=== Task details ===
From the listing that follows, extract every line and set it down unaltered.

=== Recorded information ===
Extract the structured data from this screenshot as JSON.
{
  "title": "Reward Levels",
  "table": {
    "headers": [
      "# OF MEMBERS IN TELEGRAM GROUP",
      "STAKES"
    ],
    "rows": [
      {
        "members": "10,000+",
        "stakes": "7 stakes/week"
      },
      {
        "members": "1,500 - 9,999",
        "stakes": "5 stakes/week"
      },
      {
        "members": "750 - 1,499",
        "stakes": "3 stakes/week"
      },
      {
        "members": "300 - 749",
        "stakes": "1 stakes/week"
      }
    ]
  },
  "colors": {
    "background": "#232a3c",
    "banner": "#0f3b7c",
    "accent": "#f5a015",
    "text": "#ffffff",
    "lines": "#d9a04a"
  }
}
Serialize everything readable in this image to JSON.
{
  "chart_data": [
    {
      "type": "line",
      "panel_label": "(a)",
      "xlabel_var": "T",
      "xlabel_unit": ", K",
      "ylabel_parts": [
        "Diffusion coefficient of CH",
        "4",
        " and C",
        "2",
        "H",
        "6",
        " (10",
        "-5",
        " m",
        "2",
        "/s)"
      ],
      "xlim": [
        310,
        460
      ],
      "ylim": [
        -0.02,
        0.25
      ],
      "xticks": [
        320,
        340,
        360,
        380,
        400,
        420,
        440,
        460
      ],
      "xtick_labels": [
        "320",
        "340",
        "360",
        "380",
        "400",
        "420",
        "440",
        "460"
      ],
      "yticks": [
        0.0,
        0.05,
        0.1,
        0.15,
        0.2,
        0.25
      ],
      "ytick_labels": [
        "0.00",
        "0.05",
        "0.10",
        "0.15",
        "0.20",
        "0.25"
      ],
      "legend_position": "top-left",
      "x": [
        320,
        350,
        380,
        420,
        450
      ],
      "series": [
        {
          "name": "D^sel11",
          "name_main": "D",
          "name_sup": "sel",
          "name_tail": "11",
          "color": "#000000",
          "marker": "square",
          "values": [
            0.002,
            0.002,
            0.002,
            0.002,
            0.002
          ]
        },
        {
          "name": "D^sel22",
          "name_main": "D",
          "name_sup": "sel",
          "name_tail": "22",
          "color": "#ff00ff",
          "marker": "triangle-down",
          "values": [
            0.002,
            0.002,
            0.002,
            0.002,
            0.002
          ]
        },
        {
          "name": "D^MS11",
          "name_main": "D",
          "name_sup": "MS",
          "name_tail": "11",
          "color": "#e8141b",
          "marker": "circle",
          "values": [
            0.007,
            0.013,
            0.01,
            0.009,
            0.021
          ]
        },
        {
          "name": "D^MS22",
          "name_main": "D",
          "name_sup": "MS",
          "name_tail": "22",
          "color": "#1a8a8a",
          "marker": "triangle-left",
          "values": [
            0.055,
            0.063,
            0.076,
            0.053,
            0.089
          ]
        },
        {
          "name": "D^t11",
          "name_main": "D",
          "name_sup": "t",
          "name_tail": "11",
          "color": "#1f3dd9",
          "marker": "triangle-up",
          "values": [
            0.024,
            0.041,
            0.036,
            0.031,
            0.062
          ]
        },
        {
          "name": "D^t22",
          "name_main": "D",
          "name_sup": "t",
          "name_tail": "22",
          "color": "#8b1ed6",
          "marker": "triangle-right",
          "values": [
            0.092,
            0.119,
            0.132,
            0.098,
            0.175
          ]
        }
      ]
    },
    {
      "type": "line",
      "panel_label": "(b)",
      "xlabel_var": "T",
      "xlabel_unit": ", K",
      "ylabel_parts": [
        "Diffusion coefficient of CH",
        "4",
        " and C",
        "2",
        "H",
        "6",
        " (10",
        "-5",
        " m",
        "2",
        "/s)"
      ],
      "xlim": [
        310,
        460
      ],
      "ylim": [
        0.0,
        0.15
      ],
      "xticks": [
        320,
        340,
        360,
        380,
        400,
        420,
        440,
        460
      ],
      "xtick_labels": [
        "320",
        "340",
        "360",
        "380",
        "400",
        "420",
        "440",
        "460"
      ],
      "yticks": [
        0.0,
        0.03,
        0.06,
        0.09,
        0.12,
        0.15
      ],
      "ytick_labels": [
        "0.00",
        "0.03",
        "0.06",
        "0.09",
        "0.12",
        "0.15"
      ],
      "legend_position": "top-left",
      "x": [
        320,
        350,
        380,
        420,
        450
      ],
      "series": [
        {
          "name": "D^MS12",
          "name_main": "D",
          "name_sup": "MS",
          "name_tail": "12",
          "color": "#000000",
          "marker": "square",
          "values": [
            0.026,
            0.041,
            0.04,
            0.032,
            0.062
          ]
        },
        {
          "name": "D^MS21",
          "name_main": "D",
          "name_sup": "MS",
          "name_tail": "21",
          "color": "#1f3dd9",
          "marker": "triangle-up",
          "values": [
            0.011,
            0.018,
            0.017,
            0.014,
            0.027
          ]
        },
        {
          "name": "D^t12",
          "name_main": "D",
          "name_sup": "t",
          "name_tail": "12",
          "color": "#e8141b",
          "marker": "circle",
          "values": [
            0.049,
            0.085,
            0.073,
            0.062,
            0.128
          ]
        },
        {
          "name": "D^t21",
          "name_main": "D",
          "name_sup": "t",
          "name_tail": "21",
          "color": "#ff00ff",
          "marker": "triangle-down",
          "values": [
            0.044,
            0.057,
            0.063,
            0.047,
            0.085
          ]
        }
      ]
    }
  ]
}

=== Output of the task ===
Extract the structured data from this screenshot as JSON.
{
  "title": "Reward Levels",
  "table": {
    "headers": [
      "# OF MEMBERS IN TELEGRAM GROUP",
      "STAKES"
    ],
    "rows": [
      {
        "members": "10,000+",
        "stakes": "7 stakes/week"
      },
      {
        "members": "1,500 - 9,999",
        "stakes": "5 stakes/week"
      },
      {
        "members": "750 - 1,499",
        "stakes": "3 stakes/week"
      },
      {
        "members": "300 - 749",
        "stakes": "1 stakes/week"
      }
    ]
  },
  "colors": {
    "background": "#232a3c",
    "banner": "#0f3b7c",
    "accent": "#f5a015",
    "text": "#ffffff",
    "lines": "#d9a04a"
  }
}
Serialize everything readable in this image to JSON.
{
  "chart_data": [
    {
      "type": "line",
      "panel_label": "(a)",
      "xlabel_var": "T",
      "xlabel_unit": ", K",
      "ylabel_parts": [
        "Diffusion coefficient of CH",
        "4",
        " and C",
        "2",
        "H",
        "6",
        " (10",
        "-5",
        " m",
        "2",
        "/s)"
      ],
      "xlim": [
        310,
        460
      ],
      "ylim": [
        -0.02,
        0.25
      ],
      "xticks": [
        320,
        340,
        360,
        380,
        400,
        420,
        440,
        460
      ],
      "xtick_labels": [
        "320",
        "340",
        "360",
        "380",
        "400",
        "420",
        "440",
        "460"
      ],
      "yticks": [
        0.0,
        0.05,
        0.1,
        0.15,
        0.2,
        0.25
      ],
      "ytick_labels": [
        "0.00",
        "0.05",
        "0.10",
        "0.15",
        "0.20",
        "0.25"
      ],
      "legend_position": "top-left",
      "x": [
        320,
        350,
        380,
        420,
        450
      ],
      "series": [
        {
          "name": "D^sel11",
          "name_main": "D",
          "name_sup": "sel",
          "name_tail": "11",
          "color": "#000000",
          "marker": "square",
          "values": [
            0.002,
            0.002,
            0.002,
            0.002,
            0.002
          ]
        },
        {
          "name": "D^sel22",
          "name_main": "D",
          "name_sup": "sel",
          "name_tail": "22",
          "color": "#ff00ff",
          "marker": "triangle-down",
          "values": [
            0.002,
            0.002,
            0.002,
            0.002,
            0.002
          ]
        },
        {
          "name": "D^MS11",
          "name_main": "D",
          "name_sup": "MS",
          "name_tail": "11",
          "color": "#e8141b",
          "marker": "circle",
          "values": [
            0.007,
            0.013,
            0.01,
            0.009,
            0.021
          ]
        },
        {
          "name": "D^MS22",
          "name_main": "D",
          "name_sup": "MS",
          "name_tail": "22",
          "color": "#1a8a8a",
          "marker": "triangle-left",
          "values": [
            0.055,
            0.063,
            0.076,
            0.053,
            0.089
          ]
        },
        {
          "name": "D^t11",
          "name_main": "D",
          "name_sup": "t",
          "name_tail": "11",
          "color": "#1f3dd9",
          "marker": "triangle-up",
          "values": [
            0.024,
            0.041,
            0.036,
            0.031,
            0.062
          ]
        },
        {
          "name": "D^t22",
          "name_main": "D",
          "name_sup": "t",
          "name_tail": "22",
          "color": "#8b1ed6",
          "marker": "triangle-right",
          "values": [
            0.092,
            0.119,
            0.132,
            0.098,
            0.175
          ]
        }
      ]
    },
    {
      "type": "line",
      "panel_label": "(b)",
      "xlabel_var": "T",
      "xlabel_unit": ", K",
      "ylabel_parts": [
        "Diffusion coefficient of CH",
        "4",
        " and C",
        "2",
        "H",
        "6",
        " (10",
        "-5",
        " m",
        "2",
        "/s)"
      ],
      "xlim": [
        310,
        460
      ],
      "ylim": [
        0.0,
        0.15
      ],
      "xticks": [
        320,
        340,
        360,
        380,
        400,
        420,
        440,
        460
      ],
      "xtick_labels": [
        "320",
        "340",
        "360",
        "380",
        "400",
        "420",
        "440",
        "460"
      ],
      "yticks": [
        0.0,
        0.03,
        0.06,
        0.09,
        0.12,
        0.15
      ],
      "ytick_labels": [
        "0.00",
        "0.03",
        "0.06",
        "0.09",
        "0.12",
        "0.15"
      ],
      "legend_position": "top-left",
      "x": [
        320,
        350,
        380,
        420,
        450
      ],
      "series": [
        {
          "name": "D^MS12",
          "name_main": "D",
          "name_sup": "MS",
          "name_tail": "12",
          "color": "#000000",
          "marker": "square",
          "values": [
            0.026,
            0.041,
            0.04,
            0.032,
            0.062
          ]
        },
        {
          "name": "D^MS21",
          "name_main": "D",
          "name_sup": "MS",
          "name_tail": "21",
          "color": "#1f3dd9",
          "marker": "triangle-up",
          "values": [
            0.011,
            0.018,
            0.017,
            0.014,
            0.027
          ]
        },
        {
          "name": "D^t12",
          "name_main": "D",
          "name_sup": "t",
          "name_tail": "12",
          "color": "#e8141b",
          "marker": "circle",
          "values": [
            0.049,
            0.085,
            0.073,
            0.062,
            0.128
          ]
        },
        {
          "name": "D^t21",
          "name_main": "D",
          "name_sup": "t",
          "name_tail": "21",
          "color": "#ff00ff",
          "marker": "triangle-down",
          "values": [
            0.044,
            0.057,
            0.063,
            0.047,
            0.085
          ]
        }
      ]
    }
  ]
}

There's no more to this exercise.